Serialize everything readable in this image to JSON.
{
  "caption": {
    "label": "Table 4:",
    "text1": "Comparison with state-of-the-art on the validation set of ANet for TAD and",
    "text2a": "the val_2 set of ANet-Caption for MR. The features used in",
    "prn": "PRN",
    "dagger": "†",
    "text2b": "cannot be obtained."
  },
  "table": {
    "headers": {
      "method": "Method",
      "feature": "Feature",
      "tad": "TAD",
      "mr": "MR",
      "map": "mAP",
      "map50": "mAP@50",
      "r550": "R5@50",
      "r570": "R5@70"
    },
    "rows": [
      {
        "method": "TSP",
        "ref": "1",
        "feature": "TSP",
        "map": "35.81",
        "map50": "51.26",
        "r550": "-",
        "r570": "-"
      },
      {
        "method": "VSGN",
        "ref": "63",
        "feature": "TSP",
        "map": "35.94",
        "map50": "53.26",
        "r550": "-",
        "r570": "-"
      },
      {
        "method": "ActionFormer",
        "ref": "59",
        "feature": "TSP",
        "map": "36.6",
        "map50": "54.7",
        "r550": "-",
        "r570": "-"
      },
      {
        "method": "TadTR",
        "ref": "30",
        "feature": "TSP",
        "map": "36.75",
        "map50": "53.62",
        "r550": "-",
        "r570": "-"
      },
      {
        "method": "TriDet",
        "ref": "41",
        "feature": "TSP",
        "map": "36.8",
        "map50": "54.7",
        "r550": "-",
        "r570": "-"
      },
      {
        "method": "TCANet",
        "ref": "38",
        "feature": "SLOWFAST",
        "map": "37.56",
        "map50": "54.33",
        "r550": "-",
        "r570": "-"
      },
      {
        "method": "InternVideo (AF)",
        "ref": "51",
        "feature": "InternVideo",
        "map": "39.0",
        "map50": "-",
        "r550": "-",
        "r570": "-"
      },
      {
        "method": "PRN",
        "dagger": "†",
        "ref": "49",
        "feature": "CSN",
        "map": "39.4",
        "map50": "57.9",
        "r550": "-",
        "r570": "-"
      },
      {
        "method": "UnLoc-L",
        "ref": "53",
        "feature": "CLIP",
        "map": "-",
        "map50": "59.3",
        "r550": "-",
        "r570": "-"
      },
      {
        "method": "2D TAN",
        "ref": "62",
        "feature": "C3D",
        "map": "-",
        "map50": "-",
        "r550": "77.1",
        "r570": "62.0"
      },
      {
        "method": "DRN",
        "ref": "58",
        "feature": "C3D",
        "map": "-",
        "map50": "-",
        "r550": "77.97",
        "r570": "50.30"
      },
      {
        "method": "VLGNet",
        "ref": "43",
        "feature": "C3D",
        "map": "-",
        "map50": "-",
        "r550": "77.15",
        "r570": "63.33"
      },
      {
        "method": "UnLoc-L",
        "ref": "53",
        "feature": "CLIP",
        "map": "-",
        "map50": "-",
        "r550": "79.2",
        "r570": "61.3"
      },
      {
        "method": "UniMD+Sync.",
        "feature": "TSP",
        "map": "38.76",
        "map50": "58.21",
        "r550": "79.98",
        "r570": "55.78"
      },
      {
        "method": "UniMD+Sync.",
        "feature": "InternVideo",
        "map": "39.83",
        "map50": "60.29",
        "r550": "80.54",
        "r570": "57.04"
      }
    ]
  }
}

---+---

Without leaving anything out, quote all the data.

## RESPONSE BELOW:
Serialize everything readable in this image to JSON.
{
  "caption": {
    "label": "Table 4:",
    "text1": "Comparison with state-of-the-art on the validation set of ANet for TAD and",
    "text2a": "the val_2 set of ANet-Caption for MR. The features used in",
    "prn": "PRN",
    "dagger": "†",
    "text2b": "cannot be obtained."
  },
  "table": {
    "headers": {
      "method": "Method",
      "feature": "Feature",
      "tad": "TAD",
      "mr": "MR",
      "map": "mAP",
      "map50": "mAP@50",
      "r550": "R5@50",
      "r570": "R5@70"
    },
    "rows": [
      {
        "method": "TSP",
        "ref": "1",
        "feature": "TSP",
        "map": "35.81",
        "map50": "51.26",
        "r550": "-",
        "r570": "-"
      },
      {
        "method": "VSGN",
        "ref": "63",
        "feature": "TSP",
        "map": "35.94",
        "map50": "53.26",
        "r550": "-",
        "r570": "-"
      },
      {
        "method": "ActionFormer",
        "ref": "59",
        "feature": "TSP",
        "map": "36.6",
        "map50": "54.7",
        "r550": "-",
        "r570": "-"
      },
      {
        "method": "TadTR",
        "ref": "30",
        "feature": "TSP",
        "map": "36.75",
        "map50": "53.62",
        "r550": "-",
        "r570": "-"
      },
      {
        "method": "TriDet",
        "ref": "41",
        "feature": "TSP",
        "map": "36.8",
        "map50": "54.7",
        "r550": "-",
        "r570": "-"
      },
      {
        "method": "TCANet",
        "ref": "38",
        "feature": "SLOWFAST",
        "map": "37.56",
        "map50": "54.33",
        "r550": "-",
        "r570": "-"
      },
      {
        "method": "InternVideo (AF)",
        "ref": "51",
        "feature": "InternVideo",
        "map": "39.0",
        "map50": "-",
        "r550": "-",
        "r570": "-"
      },
      {
        "method": "PRN",
        "dagger": "†",
        "ref": "49",
        "feature": "CSN",
        "map": "39.4",
        "map50": "57.9",
        "r550": "-",
        "r570": "-"
      },
      {
        "method": "UnLoc-L",
        "ref": "53",
        "feature": "CLIP",
        "map": "-",
        "map50": "59.3",
        "r550": "-",
        "r570": "-"
      },
      {
        "method": "2D TAN",
        "ref": "62",
        "feature": "C3D",
        "map": "-",
        "map50": "-",
        "r550": "77.1",
        "r570": "62.0"
      },
      {
        "method": "DRN",
        "ref": "58",
        "feature": "C3D",
        "map": "-",
        "map50": "-",
        "r550": "77.97",
        "r570": "50.30"
      },
      {
        "method": "VLGNet",
        "ref": "43",
        "feature": "C3D",
        "map": "-",
        "map50": "-",
        "r550": "77.15",
        "r570": "63.33"
      },
      {
        "method": "UnLoc-L",
        "ref": "53",
        "feature": "CLIP",
        "map": "-",
        "map50": "-",
        "r550": "79.2",
        "r570": "61.3"
      },
      {
        "method": "UniMD+Sync.",
        "feature": "TSP",
        "map": "38.76",
        "map50": "58.21",
        "r550": "79.98",
        "r570": "55.78"
      },
      {
        "method": "UniMD+Sync.",
        "feature": "InternVideo",
        "map": "39.83",
        "map50": "60.29",
        "r550": "80.54",
        "r570": "57.04"
      }
    ]
  }
}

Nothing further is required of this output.